**** INPUT ROWS ****

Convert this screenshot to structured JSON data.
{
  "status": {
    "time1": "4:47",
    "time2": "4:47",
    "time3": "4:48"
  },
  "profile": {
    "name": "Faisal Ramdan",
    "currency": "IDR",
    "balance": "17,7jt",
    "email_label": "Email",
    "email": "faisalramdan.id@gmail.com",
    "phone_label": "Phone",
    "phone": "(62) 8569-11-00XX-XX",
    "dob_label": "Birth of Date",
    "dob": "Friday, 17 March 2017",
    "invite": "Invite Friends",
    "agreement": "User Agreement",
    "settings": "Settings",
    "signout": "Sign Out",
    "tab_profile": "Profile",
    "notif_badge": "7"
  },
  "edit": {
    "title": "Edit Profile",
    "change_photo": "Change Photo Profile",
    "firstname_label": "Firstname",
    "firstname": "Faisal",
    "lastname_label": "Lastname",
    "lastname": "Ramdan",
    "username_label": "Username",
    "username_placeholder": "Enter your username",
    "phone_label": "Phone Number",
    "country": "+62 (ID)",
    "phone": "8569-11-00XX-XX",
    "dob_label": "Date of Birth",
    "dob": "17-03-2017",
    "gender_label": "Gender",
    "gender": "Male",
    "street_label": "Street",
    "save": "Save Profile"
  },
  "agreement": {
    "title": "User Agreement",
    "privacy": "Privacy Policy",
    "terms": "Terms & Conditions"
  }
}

****

(WHAT IS REQUIRED):
From the entries, copy out each line containing the word "Date".

(IN RESPONSE):
    "dob_label": "Birth of Date",
    "dob_label": "Date of Birth",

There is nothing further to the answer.